[EXERCISE GOAL]: Review the listing and copy each line that holds the word "trainieren".

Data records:

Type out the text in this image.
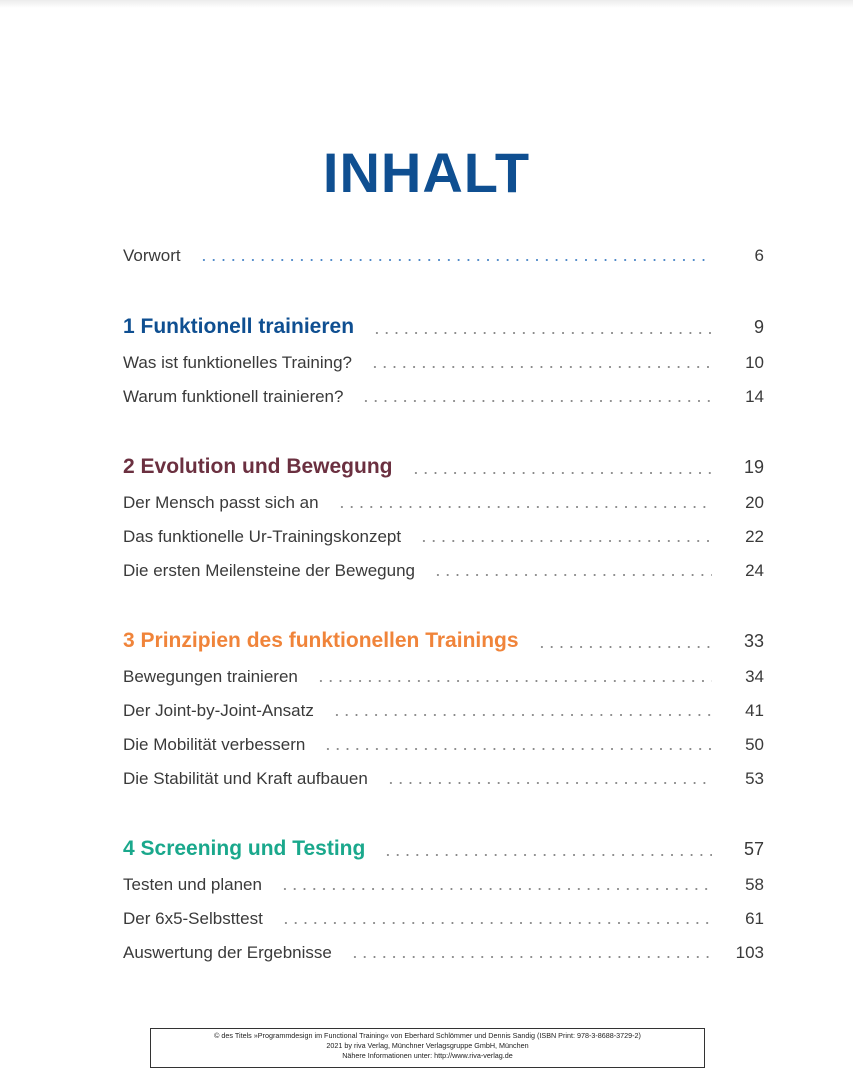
INHALT
Vorwort	6
1 Funktionell trainieren	9
Was ist funktionelles Training?	10
Warum funktionell trainieren?	14
2 Evolution und Bewegung	19
Der Mensch passt sich an	20
Das funktionelle Ur-Trainingskonzept	22
Die ersten Meilensteine der Bewegung	24
3 Prinzipien des funktionellen Trainings	33
Bewegungen trainieren	34
Der Joint-by-Joint-Ansatz	41
Die Mobilität verbessern	50
Die Stabilität und Kraft aufbauen	53
4 Screening und Testing	57
Testen und planen	58
Der 6x5-Selbsttest	61
Auswertung der Ergebnisse	103
© des Titels »Programmdesign im Functional Training« von Eberhard Schlömmer und Dennis Sandig (ISBN Print: 978-3-8688-3729-2)
2021 by riva Verlag, Münchner Verlagsgruppe GmbH, München
Nähere Informationen unter: http://www.riva-verlag.de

[EXERCISE RESULT]:
1 Funktionell trainieren	9
Warum funktionell trainieren?	14
Bewegungen trainieren	34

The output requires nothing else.